● Task instructions: Search the records for the word "subtitle" and pick out every line that has it.

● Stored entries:
▬▬▬▬▬▬
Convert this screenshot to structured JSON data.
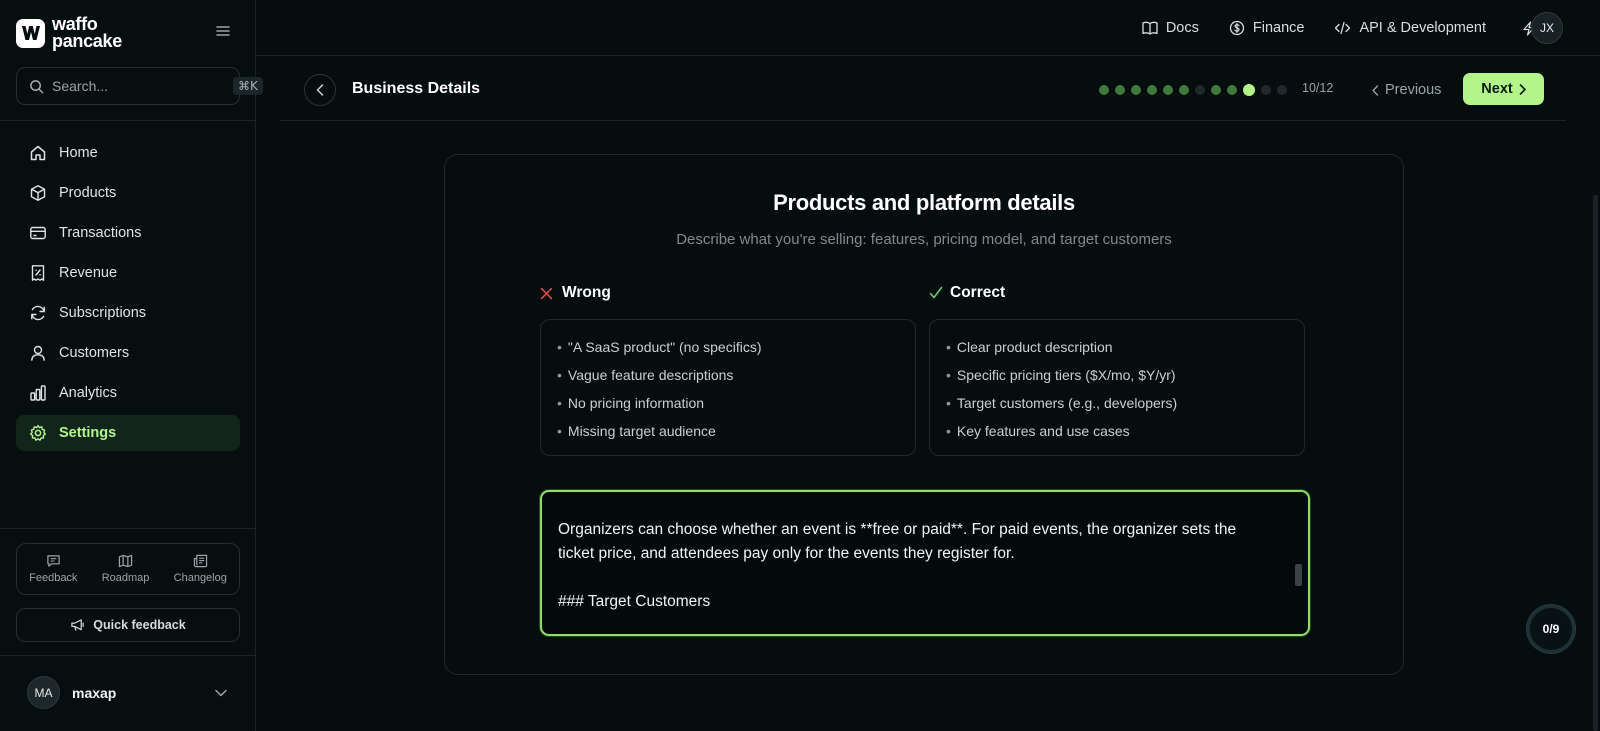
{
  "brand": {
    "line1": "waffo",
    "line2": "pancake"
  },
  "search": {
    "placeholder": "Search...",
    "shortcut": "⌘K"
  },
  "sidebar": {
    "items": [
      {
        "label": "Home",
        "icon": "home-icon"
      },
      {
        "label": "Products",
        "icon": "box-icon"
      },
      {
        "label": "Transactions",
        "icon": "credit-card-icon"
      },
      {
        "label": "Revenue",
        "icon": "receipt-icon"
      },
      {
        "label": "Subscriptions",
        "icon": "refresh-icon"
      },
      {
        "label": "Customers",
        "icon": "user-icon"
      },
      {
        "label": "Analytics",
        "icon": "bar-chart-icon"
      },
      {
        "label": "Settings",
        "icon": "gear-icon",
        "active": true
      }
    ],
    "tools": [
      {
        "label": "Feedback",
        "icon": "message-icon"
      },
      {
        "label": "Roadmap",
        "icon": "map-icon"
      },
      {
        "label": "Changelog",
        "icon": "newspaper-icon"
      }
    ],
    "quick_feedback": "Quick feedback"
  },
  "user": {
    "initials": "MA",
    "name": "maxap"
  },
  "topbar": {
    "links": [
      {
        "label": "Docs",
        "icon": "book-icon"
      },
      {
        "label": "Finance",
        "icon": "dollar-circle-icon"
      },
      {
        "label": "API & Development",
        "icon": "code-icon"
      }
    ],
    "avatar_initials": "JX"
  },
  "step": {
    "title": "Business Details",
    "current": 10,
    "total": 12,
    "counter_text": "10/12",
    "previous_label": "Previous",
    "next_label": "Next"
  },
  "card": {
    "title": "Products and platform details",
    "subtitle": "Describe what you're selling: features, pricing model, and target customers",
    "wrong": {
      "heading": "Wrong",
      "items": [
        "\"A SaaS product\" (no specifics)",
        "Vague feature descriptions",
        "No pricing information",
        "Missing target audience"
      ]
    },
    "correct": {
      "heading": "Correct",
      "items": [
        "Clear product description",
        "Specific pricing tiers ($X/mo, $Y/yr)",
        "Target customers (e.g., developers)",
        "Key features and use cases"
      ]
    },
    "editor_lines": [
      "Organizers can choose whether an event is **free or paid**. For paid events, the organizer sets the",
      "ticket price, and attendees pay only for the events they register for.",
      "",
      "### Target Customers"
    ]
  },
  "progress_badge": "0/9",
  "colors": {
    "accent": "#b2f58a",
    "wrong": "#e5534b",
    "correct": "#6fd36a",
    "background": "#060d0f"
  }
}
▬▬▬▬▬▬
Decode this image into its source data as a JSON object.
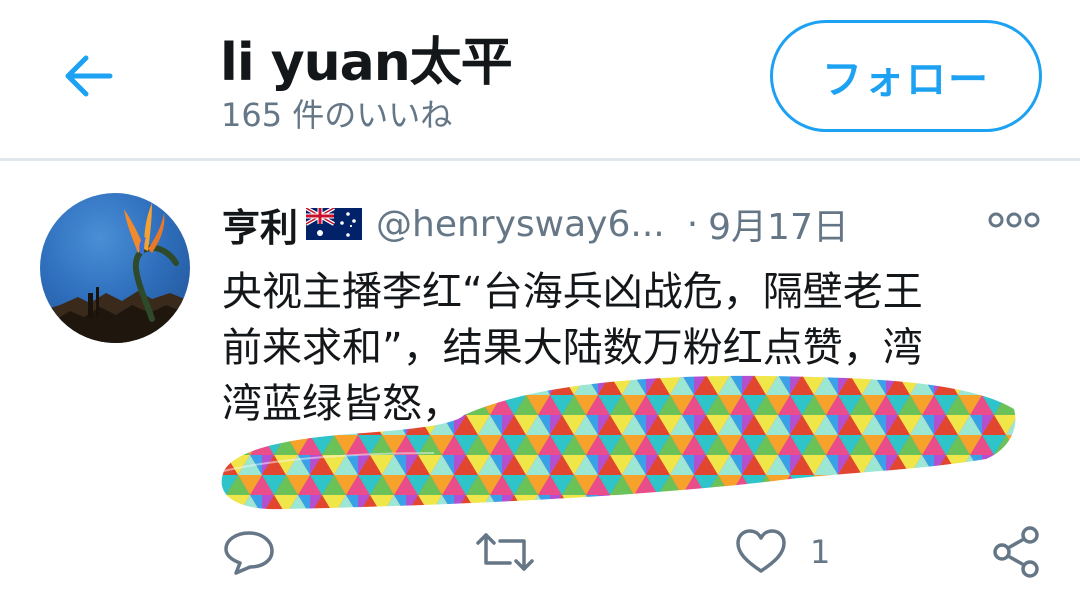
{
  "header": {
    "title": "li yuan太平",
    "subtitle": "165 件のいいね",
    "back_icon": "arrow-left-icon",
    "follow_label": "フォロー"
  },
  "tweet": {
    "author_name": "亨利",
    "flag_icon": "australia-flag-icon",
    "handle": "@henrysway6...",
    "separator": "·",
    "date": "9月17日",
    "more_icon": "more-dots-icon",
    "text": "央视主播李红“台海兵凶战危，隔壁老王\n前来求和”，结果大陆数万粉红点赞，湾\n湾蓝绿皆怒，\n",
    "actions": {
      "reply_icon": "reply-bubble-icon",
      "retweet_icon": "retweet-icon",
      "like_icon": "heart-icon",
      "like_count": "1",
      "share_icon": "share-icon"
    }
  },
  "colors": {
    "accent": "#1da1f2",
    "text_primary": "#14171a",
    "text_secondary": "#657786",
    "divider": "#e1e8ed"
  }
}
▬▬▬▬▬▬
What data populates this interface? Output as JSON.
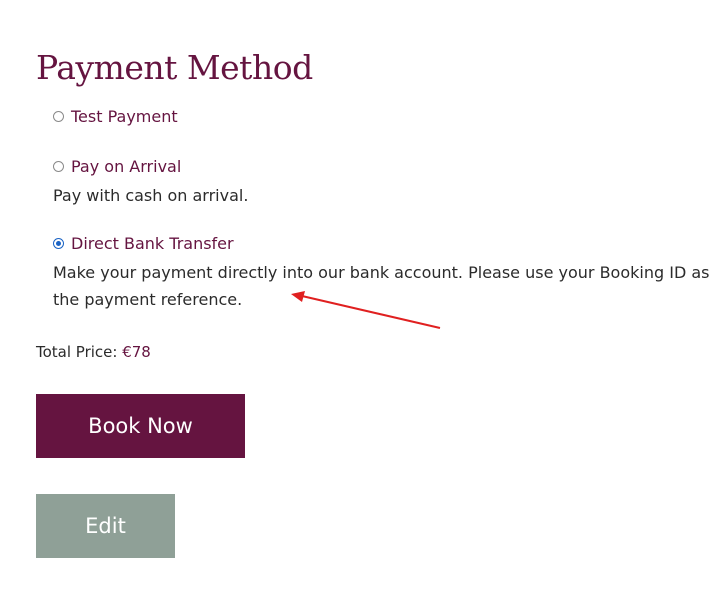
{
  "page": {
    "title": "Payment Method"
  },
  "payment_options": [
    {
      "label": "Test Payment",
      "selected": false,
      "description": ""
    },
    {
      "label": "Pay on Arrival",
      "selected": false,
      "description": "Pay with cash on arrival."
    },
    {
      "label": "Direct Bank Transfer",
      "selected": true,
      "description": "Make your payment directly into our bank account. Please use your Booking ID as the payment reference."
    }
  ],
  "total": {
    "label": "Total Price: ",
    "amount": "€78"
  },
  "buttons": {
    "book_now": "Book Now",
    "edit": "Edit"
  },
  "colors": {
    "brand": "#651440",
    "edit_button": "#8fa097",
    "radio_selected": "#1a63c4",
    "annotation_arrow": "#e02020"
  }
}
▬▬▬▬▬▬
● Task response:
    "subtitle": "Describe what you're selling: features, pricing model, and target customers",
    "subtitle": "165 件のいいね",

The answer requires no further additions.